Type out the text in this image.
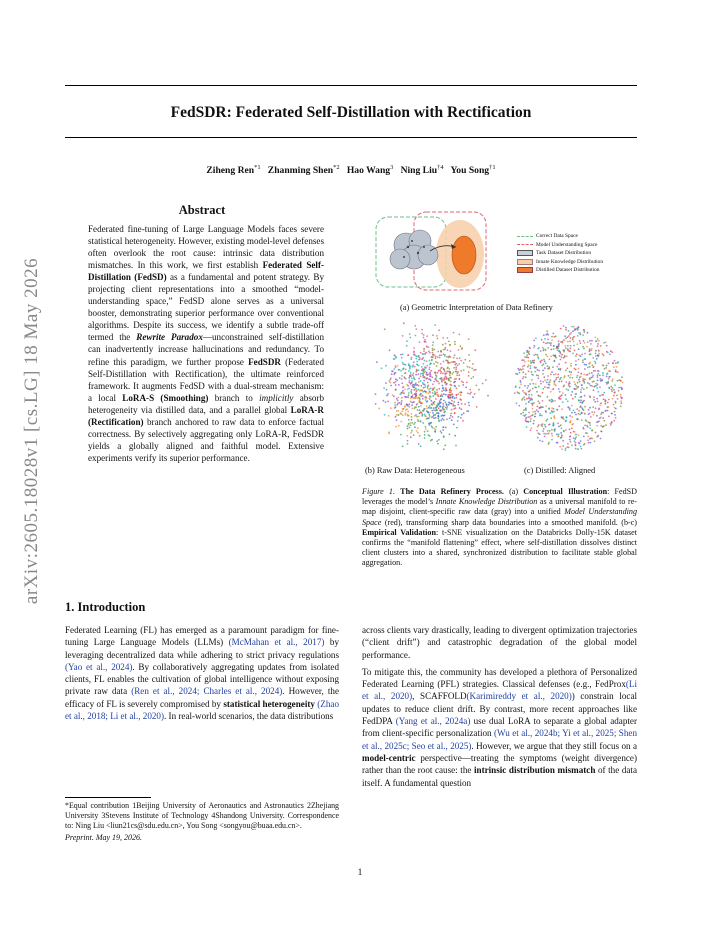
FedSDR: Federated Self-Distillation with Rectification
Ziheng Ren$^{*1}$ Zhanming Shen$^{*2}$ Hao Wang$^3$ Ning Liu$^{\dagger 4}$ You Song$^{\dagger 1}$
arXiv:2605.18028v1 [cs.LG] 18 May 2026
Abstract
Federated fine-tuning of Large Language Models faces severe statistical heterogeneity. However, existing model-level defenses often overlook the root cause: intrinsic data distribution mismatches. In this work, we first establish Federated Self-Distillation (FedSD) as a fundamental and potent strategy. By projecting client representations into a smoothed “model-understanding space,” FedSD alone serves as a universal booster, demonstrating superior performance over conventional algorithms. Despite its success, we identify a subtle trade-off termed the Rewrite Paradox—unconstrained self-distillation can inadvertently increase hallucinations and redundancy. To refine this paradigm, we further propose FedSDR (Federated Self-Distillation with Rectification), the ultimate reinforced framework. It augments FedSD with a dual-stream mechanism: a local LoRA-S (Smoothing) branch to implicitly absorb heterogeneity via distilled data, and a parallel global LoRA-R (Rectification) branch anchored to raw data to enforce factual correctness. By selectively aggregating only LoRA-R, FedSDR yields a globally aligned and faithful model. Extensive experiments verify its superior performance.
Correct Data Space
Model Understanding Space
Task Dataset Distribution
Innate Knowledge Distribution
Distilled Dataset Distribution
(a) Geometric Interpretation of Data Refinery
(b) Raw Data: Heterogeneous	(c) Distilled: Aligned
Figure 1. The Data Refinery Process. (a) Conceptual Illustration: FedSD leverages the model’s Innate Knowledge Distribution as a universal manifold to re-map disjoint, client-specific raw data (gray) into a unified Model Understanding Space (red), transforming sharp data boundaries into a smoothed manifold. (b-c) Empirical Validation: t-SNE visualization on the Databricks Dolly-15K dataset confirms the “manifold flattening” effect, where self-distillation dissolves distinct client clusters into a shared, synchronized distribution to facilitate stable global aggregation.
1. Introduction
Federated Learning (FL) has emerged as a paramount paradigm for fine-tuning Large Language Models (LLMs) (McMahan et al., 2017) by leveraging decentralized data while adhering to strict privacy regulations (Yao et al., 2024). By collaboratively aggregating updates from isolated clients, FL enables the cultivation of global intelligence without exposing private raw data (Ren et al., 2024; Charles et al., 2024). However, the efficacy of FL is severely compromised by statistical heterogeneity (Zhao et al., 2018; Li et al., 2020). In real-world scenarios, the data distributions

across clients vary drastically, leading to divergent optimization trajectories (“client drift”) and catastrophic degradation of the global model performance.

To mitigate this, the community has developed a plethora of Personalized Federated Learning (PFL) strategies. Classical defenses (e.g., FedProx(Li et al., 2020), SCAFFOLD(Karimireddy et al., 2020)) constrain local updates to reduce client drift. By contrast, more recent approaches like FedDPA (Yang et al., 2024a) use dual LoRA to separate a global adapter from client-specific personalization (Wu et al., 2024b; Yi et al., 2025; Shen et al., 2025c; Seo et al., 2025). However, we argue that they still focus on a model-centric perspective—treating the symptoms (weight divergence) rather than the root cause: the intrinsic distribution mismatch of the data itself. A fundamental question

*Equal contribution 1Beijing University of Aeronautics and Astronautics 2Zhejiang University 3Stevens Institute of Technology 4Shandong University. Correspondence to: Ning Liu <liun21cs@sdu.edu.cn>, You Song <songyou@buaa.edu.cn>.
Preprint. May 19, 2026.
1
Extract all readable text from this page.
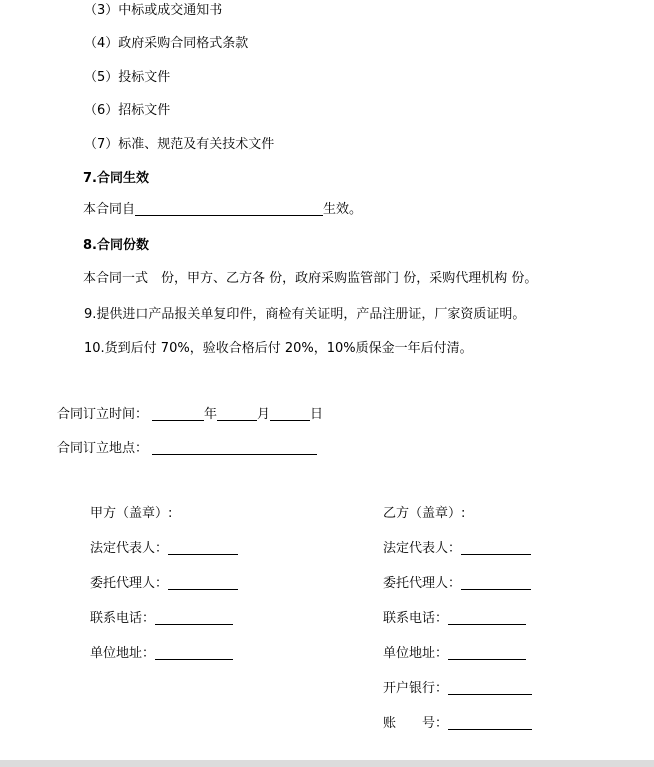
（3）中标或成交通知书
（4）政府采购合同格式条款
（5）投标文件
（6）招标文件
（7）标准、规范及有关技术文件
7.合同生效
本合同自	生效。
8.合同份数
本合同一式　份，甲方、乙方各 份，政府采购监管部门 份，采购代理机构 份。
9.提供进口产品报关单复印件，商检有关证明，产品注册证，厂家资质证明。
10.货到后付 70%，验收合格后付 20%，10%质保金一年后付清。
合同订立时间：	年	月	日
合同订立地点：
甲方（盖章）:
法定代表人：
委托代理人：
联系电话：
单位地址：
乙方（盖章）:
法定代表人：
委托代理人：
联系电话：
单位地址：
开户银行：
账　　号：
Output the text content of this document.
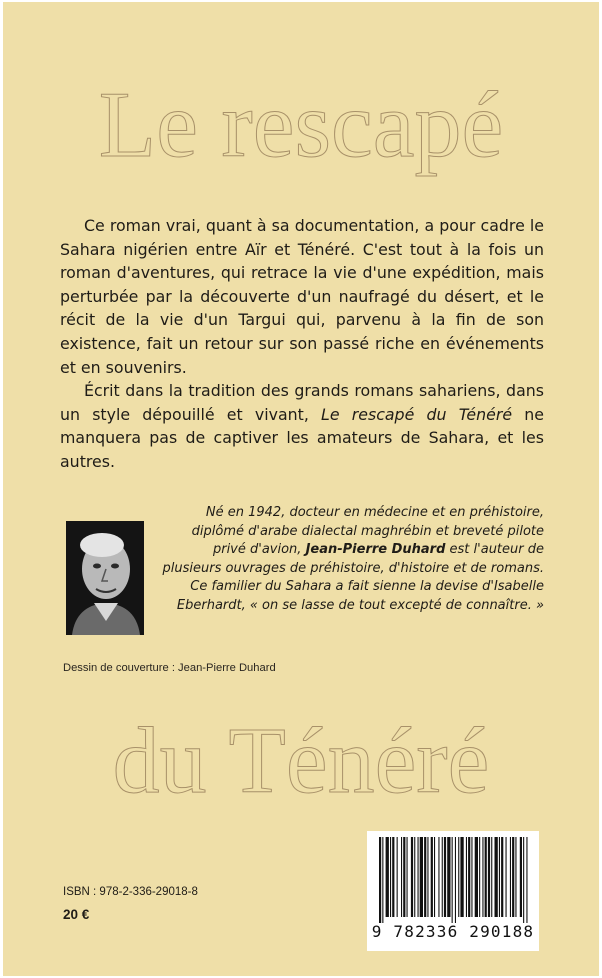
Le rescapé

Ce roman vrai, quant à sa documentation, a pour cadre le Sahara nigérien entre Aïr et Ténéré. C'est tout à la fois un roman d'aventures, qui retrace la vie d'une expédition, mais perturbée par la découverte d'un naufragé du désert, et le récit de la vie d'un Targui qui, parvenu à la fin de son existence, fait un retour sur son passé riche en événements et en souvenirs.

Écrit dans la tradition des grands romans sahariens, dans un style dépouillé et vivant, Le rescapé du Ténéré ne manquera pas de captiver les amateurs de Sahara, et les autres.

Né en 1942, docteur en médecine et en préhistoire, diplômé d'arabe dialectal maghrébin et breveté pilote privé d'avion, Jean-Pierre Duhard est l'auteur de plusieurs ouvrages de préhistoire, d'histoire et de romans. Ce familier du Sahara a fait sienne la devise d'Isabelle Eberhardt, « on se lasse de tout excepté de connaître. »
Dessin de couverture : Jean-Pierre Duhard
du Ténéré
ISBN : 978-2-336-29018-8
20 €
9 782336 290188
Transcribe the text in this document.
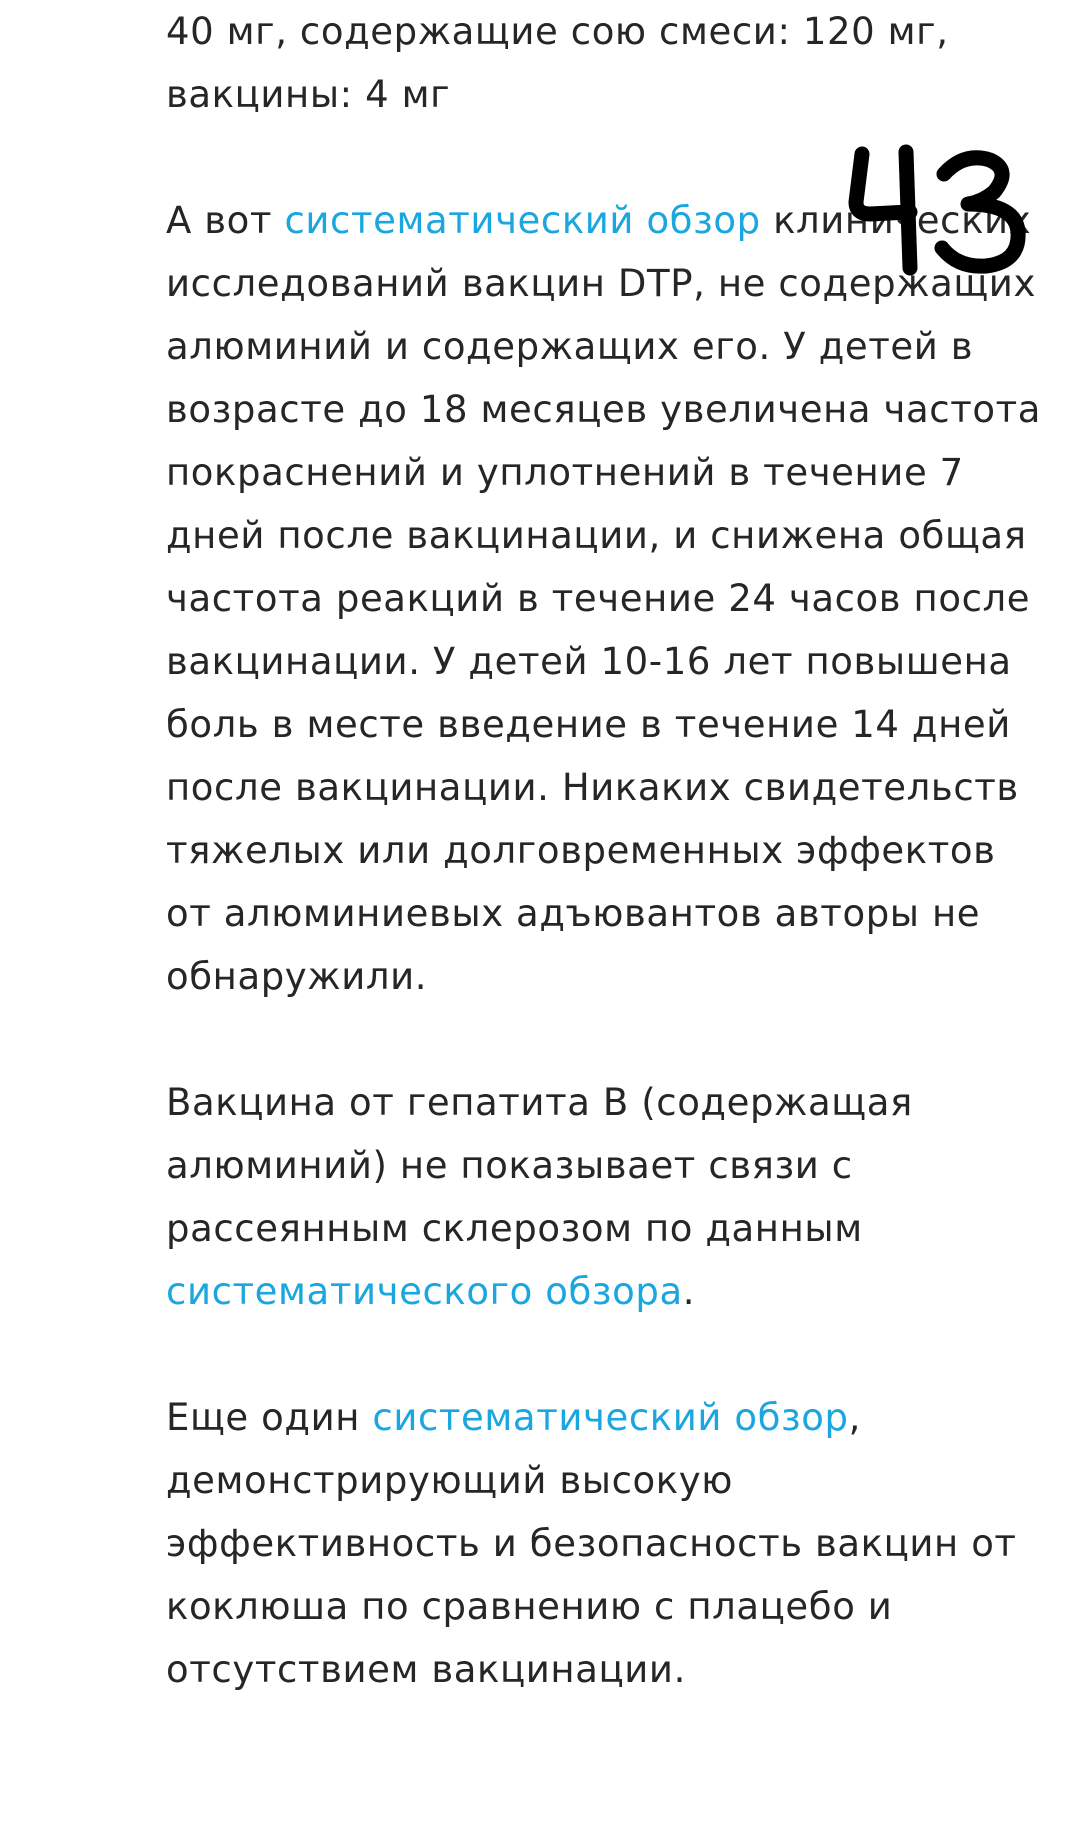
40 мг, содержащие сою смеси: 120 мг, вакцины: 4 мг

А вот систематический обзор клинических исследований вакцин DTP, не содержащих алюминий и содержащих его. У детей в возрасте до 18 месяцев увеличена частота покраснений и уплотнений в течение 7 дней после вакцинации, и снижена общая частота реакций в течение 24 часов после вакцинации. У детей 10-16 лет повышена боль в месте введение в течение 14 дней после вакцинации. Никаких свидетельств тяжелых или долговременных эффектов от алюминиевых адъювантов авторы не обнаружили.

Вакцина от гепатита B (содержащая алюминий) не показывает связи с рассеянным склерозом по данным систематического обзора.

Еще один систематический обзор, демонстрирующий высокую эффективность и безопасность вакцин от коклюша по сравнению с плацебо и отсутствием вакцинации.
+---+
Task statement: Whenever "Jean" turns up in a line, pick that line out.

Written solution:
Né en 1942, docteur en médecine et en préhistoire, diplômé d'arabe dialectal maghrébin et breveté pilote privé d'avion, Jean-Pierre Duhard est l'auteur de plusieurs ouvrages de préhistoire, d'histoire et de romans. Ce familier du Sahara a fait sienne la devise d'Isabelle Eberhardt, « on se lasse de tout excepté de connaître. »
Dessin de couverture : Jean-Pierre Duhard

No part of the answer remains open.